Given data:
## Start
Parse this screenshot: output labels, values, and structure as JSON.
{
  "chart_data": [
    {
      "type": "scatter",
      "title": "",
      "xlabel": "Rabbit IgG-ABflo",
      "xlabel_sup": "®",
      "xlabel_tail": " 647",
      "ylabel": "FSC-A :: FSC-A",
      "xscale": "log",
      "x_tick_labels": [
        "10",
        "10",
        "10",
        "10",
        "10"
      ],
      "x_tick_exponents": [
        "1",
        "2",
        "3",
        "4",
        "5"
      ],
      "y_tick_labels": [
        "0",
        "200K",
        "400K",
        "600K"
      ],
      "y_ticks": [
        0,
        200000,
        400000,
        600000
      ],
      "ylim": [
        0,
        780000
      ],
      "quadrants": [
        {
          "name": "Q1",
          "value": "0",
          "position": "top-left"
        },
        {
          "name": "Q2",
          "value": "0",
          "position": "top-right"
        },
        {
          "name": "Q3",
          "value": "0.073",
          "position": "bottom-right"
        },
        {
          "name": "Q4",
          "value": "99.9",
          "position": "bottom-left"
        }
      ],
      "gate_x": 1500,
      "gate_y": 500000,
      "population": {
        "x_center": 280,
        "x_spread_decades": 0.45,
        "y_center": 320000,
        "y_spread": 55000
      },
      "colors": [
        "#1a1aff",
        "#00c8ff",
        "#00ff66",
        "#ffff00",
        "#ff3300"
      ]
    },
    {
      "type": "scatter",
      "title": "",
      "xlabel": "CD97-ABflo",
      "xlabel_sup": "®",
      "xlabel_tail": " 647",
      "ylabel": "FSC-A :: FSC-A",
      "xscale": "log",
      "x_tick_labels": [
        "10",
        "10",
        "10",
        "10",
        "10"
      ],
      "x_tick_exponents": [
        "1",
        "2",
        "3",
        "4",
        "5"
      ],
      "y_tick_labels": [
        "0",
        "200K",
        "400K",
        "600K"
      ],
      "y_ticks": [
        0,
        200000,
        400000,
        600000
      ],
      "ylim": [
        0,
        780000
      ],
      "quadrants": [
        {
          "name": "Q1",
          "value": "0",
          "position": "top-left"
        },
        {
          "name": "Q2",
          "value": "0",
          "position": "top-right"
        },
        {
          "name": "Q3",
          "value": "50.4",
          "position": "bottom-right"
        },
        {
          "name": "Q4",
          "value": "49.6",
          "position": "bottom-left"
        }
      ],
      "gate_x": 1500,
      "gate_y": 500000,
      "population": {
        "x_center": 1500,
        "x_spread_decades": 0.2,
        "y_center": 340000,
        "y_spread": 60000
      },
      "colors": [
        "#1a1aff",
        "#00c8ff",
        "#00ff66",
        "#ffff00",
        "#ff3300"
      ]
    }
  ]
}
## End
What needs to be done: Copy all lines of the material above where the string "ABflo" occurs.

Completed task:
      "xlabel": "Rabbit IgG-ABflo",
      "xlabel": "CD97-ABflo",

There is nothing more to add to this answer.